Short problem:
Pull every line holding the string "Участники" from the records below.

--- START Input ---

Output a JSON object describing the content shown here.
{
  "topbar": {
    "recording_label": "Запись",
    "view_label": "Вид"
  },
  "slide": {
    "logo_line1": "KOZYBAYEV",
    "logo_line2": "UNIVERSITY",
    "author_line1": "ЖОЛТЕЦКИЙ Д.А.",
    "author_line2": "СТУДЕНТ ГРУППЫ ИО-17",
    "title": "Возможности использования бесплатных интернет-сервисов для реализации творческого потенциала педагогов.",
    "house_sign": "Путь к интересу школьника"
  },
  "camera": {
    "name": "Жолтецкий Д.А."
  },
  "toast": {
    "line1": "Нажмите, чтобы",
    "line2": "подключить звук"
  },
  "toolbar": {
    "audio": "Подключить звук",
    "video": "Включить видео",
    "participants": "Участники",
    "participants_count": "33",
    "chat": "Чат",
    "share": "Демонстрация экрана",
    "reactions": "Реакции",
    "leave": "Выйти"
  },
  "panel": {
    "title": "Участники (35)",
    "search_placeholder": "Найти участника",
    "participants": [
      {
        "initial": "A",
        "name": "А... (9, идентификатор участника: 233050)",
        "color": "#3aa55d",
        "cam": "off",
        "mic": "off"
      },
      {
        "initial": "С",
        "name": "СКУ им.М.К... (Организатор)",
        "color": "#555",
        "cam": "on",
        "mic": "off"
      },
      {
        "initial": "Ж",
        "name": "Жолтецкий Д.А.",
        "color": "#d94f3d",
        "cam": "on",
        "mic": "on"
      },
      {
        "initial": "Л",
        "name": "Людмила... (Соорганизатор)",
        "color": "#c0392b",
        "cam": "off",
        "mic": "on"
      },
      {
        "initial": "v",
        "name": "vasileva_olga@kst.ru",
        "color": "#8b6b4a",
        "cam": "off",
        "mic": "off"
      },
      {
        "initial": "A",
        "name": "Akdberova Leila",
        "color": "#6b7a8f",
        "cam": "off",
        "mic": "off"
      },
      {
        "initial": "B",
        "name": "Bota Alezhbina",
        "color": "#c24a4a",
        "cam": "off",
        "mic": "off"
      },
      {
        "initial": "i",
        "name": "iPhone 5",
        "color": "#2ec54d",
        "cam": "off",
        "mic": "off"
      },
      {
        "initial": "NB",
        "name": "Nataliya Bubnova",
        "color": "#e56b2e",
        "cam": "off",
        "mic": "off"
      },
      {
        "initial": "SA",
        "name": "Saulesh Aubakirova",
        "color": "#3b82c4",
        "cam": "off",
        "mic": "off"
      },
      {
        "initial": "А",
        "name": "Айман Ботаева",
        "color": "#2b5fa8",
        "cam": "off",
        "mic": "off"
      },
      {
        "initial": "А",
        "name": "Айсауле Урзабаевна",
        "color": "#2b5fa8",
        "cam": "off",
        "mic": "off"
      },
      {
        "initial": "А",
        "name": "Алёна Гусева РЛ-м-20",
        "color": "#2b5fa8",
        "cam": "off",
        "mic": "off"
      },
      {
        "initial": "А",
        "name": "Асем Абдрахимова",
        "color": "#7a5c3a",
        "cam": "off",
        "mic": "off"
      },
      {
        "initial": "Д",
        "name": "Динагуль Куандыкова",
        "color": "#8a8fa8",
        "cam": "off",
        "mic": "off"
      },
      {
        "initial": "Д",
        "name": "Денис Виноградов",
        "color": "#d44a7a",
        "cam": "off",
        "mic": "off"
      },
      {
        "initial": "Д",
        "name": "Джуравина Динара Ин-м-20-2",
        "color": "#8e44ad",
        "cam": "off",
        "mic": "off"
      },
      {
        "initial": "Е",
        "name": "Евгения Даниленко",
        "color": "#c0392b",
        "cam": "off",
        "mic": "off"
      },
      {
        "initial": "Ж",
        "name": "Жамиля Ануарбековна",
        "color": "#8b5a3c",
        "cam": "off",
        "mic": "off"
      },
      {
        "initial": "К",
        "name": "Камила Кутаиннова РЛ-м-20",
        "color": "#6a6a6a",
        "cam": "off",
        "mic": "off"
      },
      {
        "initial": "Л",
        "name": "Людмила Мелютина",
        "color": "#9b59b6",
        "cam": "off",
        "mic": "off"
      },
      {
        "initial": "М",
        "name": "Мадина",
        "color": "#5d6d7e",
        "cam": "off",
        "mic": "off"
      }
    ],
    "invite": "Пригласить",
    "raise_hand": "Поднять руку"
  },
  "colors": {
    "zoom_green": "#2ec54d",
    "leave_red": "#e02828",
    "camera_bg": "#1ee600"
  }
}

--- END Input ---
--- START Input ---

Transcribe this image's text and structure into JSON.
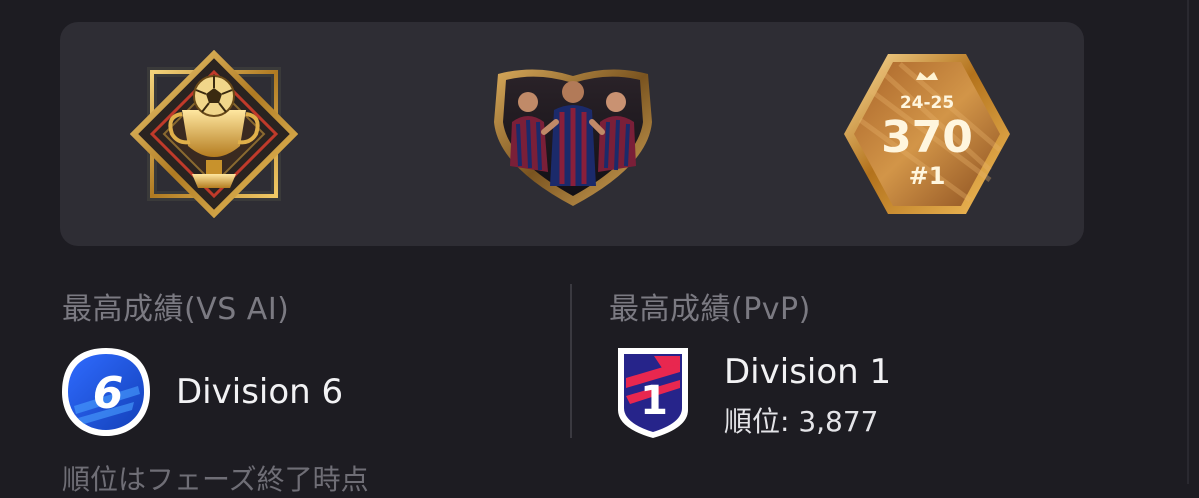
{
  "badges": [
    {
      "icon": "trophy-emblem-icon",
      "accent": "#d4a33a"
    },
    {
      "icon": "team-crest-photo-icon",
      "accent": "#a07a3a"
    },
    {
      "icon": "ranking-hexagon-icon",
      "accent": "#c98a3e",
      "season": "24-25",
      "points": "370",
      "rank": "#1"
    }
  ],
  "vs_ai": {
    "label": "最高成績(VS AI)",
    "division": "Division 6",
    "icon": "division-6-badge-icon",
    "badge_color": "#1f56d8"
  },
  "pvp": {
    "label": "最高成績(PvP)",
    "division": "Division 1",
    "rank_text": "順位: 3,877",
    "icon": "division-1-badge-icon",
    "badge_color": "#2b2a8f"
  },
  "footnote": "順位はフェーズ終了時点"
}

--- END Input ---

Output:
    "participants": "Участники",
    "title": "Участники (35)",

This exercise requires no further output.